◆ **To be done**
Retype all of the entries word for word.

Extracted data entries
++++++

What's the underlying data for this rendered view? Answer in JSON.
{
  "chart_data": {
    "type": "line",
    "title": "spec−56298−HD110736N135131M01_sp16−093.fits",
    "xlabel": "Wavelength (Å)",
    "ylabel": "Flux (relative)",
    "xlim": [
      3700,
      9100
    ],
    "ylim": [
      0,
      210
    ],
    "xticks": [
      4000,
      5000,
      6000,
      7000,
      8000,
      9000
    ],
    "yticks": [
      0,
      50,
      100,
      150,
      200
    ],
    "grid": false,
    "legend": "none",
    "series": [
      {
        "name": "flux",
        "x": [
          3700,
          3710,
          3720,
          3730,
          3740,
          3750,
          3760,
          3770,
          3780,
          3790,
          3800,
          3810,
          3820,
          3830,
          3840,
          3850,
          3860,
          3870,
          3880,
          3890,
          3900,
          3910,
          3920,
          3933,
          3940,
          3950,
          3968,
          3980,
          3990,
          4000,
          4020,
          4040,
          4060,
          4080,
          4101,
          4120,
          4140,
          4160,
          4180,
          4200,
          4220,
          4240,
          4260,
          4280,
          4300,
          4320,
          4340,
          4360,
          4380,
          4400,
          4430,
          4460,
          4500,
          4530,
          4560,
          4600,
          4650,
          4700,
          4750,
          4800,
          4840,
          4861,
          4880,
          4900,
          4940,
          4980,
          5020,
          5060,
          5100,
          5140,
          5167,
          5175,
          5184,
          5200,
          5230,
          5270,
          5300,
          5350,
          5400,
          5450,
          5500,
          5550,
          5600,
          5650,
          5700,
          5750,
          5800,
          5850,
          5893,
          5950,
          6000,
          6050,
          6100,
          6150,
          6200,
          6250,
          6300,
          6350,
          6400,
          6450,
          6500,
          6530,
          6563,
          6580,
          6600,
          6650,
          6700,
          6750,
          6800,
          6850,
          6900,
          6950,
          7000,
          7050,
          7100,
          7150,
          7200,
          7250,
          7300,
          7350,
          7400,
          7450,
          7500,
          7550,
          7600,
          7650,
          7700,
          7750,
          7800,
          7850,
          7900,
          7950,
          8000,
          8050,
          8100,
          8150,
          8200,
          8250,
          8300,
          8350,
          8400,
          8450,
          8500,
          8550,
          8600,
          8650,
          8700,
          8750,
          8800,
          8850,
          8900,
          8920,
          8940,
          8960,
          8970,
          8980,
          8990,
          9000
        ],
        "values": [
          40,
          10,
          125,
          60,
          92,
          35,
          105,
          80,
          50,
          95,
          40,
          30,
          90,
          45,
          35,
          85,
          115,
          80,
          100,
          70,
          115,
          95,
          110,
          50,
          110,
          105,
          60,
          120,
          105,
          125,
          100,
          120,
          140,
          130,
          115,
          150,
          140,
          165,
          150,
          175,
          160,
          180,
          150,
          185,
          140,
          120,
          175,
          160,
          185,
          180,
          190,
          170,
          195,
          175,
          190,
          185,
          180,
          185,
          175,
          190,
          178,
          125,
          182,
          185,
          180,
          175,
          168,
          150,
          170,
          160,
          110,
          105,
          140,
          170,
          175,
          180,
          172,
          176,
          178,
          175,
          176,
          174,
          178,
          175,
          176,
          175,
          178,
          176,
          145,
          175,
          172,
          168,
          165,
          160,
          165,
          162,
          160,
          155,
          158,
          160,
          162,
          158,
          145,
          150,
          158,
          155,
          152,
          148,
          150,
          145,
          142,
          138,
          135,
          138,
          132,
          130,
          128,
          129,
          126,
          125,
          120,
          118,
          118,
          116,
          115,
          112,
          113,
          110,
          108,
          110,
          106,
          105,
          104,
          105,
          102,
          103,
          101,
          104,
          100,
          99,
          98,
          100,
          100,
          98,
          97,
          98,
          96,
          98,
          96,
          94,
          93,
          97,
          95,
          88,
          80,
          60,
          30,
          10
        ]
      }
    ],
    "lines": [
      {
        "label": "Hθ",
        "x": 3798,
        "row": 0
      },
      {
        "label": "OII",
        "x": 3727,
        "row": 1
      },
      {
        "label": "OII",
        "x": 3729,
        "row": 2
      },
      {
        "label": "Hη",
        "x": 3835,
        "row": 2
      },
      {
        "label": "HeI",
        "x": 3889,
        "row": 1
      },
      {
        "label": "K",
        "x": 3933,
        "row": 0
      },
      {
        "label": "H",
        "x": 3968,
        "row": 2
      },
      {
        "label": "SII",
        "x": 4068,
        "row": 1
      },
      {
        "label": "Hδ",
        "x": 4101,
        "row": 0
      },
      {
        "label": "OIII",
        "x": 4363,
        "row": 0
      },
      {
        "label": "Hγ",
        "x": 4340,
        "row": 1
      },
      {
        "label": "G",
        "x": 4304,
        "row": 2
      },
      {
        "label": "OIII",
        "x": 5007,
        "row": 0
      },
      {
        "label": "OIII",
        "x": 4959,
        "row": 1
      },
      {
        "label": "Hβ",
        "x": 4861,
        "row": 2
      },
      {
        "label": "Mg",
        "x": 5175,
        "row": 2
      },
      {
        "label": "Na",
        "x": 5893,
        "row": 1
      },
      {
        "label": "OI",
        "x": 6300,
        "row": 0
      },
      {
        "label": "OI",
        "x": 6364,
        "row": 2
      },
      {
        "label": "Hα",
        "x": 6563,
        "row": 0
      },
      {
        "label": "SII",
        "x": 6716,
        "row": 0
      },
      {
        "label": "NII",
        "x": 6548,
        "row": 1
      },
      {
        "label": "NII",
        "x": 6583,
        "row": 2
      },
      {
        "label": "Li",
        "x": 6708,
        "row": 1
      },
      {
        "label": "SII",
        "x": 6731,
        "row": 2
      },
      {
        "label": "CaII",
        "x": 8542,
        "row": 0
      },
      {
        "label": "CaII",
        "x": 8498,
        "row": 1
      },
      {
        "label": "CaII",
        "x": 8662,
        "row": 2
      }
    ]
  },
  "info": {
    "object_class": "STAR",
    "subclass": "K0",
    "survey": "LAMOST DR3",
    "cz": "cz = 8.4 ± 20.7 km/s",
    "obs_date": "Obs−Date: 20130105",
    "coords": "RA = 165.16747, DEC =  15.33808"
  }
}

++++++

◆ **Response below**
What's the underlying data for this rendered view? Answer in JSON.
{
  "chart_data": {
    "type": "line",
    "title": "spec−56298−HD110736N135131M01_sp16−093.fits",
    "xlabel": "Wavelength (Å)",
    "ylabel": "Flux (relative)",
    "xlim": [
      3700,
      9100
    ],
    "ylim": [
      0,
      210
    ],
    "xticks": [
      4000,
      5000,
      6000,
      7000,
      8000,
      9000
    ],
    "yticks": [
      0,
      50,
      100,
      150,
      200
    ],
    "grid": false,
    "legend": "none",
    "series": [
      {
        "name": "flux",
        "x": [
          3700,
          3710,
          3720,
          3730,
          3740,
          3750,
          3760,
          3770,
          3780,
          3790,
          3800,
          3810,
          3820,
          3830,
          3840,
          3850,
          3860,
          3870,
          3880,
          3890,
          3900,
          3910,
          3920,
          3933,
          3940,
          3950,
          3968,
          3980,
          3990,
          4000,
          4020,
          4040,
          4060,
          4080,
          4101,
          4120,
          4140,
          4160,
          4180,
          4200,
          4220,
          4240,
          4260,
          4280,
          4300,
          4320,
          4340,
          4360,
          4380,
          4400,
          4430,
          4460,
          4500,
          4530,
          4560,
          4600,
          4650,
          4700,
          4750,
          4800,
          4840,
          4861,
          4880,
          4900,
          4940,
          4980,
          5020,
          5060,
          5100,
          5140,
          5167,
          5175,
          5184,
          5200,
          5230,
          5270,
          5300,
          5350,
          5400,
          5450,
          5500,
          5550,
          5600,
          5650,
          5700,
          5750,
          5800,
          5850,
          5893,
          5950,
          6000,
          6050,
          6100,
          6150,
          6200,
          6250,
          6300,
          6350,
          6400,
          6450,
          6500,
          6530,
          6563,
          6580,
          6600,
          6650,
          6700,
          6750,
          6800,
          6850,
          6900,
          6950,
          7000,
          7050,
          7100,
          7150,
          7200,
          7250,
          7300,
          7350,
          7400,
          7450,
          7500,
          7550,
          7600,
          7650,
          7700,
          7750,
          7800,
          7850,
          7900,
          7950,
          8000,
          8050,
          8100,
          8150,
          8200,
          8250,
          8300,
          8350,
          8400,
          8450,
          8500,
          8550,
          8600,
          8650,
          8700,
          8750,
          8800,
          8850,
          8900,
          8920,
          8940,
          8960,
          8970,
          8980,
          8990,
          9000
        ],
        "values": [
          40,
          10,
          125,
          60,
          92,
          35,
          105,
          80,
          50,
          95,
          40,
          30,
          90,
          45,
          35,
          85,
          115,
          80,
          100,
          70,
          115,
          95,
          110,
          50,
          110,
          105,
          60,
          120,
          105,
          125,
          100,
          120,
          140,
          130,
          115,
          150,
          140,
          165,
          150,
          175,
          160,
          180,
          150,
          185,
          140,
          120,
          175,
          160,
          185,
          180,
          190,
          170,
          195,
          175,
          190,
          185,
          180,
          185,
          175,
          190,
          178,
          125,
          182,
          185,
          180,
          175,
          168,
          150,
          170,
          160,
          110,
          105,
          140,
          170,
          175,
          180,
          172,
          176,
          178,
          175,
          176,
          174,
          178,
          175,
          176,
          175,
          178,
          176,
          145,
          175,
          172,
          168,
          165,
          160,
          165,
          162,
          160,
          155,
          158,
          160,
          162,
          158,
          145,
          150,
          158,
          155,
          152,
          148,
          150,
          145,
          142,
          138,
          135,
          138,
          132,
          130,
          128,
          129,
          126,
          125,
          120,
          118,
          118,
          116,
          115,
          112,
          113,
          110,
          108,
          110,
          106,
          105,
          104,
          105,
          102,
          103,
          101,
          104,
          100,
          99,
          98,
          100,
          100,
          98,
          97,
          98,
          96,
          98,
          96,
          94,
          93,
          97,
          95,
          88,
          80,
          60,
          30,
          10
        ]
      }
    ],
    "lines": [
      {
        "label": "Hθ",
        "x": 3798,
        "row": 0
      },
      {
        "label": "OII",
        "x": 3727,
        "row": 1
      },
      {
        "label": "OII",
        "x": 3729,
        "row": 2
      },
      {
        "label": "Hη",
        "x": 3835,
        "row": 2
      },
      {
        "label": "HeI",
        "x": 3889,
        "row": 1
      },
      {
        "label": "K",
        "x": 3933,
        "row": 0
      },
      {
        "label": "H",
        "x": 3968,
        "row": 2
      },
      {
        "label": "SII",
        "x": 4068,
        "row": 1
      },
      {
        "label": "Hδ",
        "x": 4101,
        "row": 0
      },
      {
        "label": "OIII",
        "x": 4363,
        "row": 0
      },
      {
        "label": "Hγ",
        "x": 4340,
        "row": 1
      },
      {
        "label": "G",
        "x": 4304,
        "row": 2
      },
      {
        "label": "OIII",
        "x": 5007,
        "row": 0
      },
      {
        "label": "OIII",
        "x": 4959,
        "row": 1
      },
      {
        "label": "Hβ",
        "x": 4861,
        "row": 2
      },
      {
        "label": "Mg",
        "x": 5175,
        "row": 2
      },
      {
        "label": "Na",
        "x": 5893,
        "row": 1
      },
      {
        "label": "OI",
        "x": 6300,
        "row": 0
      },
      {
        "label": "OI",
        "x": 6364,
        "row": 2
      },
      {
        "label": "Hα",
        "x": 6563,
        "row": 0
      },
      {
        "label": "SII",
        "x": 6716,
        "row": 0
      },
      {
        "label": "NII",
        "x": 6548,
        "row": 1
      },
      {
        "label": "NII",
        "x": 6583,
        "row": 2
      },
      {
        "label": "Li",
        "x": 6708,
        "row": 1
      },
      {
        "label": "SII",
        "x": 6731,
        "row": 2
      },
      {
        "label": "CaII",
        "x": 8542,
        "row": 0
      },
      {
        "label": "CaII",
        "x": 8498,
        "row": 1
      },
      {
        "label": "CaII",
        "x": 8662,
        "row": 2
      }
    ]
  },
  "info": {
    "object_class": "STAR",
    "subclass": "K0",
    "survey": "LAMOST DR3",
    "cz": "cz = 8.4 ± 20.7 km/s",
    "obs_date": "Obs−Date: 20130105",
    "coords": "RA = 165.16747, DEC =  15.33808"
  }
}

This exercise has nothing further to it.